## TASK OBJECTIVE
Look through the lines below and extract any with the word "data".
**** MATERIAL FOR THIS EXERCISE
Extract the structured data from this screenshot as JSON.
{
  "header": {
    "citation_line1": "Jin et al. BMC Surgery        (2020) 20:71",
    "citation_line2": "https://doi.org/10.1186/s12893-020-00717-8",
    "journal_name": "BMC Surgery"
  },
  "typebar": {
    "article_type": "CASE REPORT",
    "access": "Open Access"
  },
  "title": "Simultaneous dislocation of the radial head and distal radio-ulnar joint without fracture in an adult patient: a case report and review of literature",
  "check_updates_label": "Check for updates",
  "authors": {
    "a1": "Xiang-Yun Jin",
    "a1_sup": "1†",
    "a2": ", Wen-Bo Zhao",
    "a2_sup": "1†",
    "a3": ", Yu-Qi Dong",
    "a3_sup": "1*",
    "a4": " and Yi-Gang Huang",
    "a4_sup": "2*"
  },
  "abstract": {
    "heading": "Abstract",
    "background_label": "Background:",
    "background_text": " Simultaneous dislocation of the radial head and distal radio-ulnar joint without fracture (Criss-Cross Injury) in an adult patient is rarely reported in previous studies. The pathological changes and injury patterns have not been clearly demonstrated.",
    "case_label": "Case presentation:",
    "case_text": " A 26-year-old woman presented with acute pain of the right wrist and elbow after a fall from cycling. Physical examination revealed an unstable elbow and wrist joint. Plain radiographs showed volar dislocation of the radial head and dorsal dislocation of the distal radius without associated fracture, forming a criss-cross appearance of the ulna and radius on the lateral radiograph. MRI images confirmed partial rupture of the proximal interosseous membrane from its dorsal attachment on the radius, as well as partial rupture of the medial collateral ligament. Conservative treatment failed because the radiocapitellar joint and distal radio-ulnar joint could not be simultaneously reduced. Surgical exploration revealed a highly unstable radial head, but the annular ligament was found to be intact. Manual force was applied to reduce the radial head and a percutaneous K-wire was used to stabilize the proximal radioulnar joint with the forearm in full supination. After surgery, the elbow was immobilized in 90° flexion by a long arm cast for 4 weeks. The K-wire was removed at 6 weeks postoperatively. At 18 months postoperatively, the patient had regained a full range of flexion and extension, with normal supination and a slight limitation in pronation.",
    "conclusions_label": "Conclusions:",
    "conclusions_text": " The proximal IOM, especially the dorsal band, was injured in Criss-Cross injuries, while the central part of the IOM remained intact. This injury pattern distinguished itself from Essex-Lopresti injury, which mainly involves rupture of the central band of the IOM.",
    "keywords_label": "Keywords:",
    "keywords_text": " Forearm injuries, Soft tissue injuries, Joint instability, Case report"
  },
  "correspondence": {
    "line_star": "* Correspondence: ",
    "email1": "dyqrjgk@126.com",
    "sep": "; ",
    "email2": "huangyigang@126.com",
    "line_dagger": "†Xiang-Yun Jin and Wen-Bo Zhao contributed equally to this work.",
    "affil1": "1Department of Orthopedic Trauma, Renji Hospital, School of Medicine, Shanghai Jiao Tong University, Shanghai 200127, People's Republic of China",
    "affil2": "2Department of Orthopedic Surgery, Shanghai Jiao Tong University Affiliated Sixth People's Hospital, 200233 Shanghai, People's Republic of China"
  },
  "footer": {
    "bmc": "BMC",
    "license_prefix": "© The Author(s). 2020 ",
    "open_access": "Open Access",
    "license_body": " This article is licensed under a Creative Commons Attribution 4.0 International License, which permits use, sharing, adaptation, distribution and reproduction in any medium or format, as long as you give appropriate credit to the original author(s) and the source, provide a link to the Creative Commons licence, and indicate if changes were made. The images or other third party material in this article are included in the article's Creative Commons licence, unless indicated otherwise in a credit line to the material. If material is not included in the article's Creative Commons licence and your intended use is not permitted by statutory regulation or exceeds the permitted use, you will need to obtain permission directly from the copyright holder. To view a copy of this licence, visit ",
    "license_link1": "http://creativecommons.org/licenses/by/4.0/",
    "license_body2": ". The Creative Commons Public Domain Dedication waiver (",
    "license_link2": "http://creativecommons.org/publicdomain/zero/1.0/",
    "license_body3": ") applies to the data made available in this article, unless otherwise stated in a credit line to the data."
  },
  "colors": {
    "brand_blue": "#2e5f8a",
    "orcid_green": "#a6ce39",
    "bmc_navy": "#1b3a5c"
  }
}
********
## ANSWER TO THE EXERCISE
Extract the structured data from this screenshot as JSON.
    "license_body3": ") applies to the data made available in this article, unless otherwise stated in a credit line to the data."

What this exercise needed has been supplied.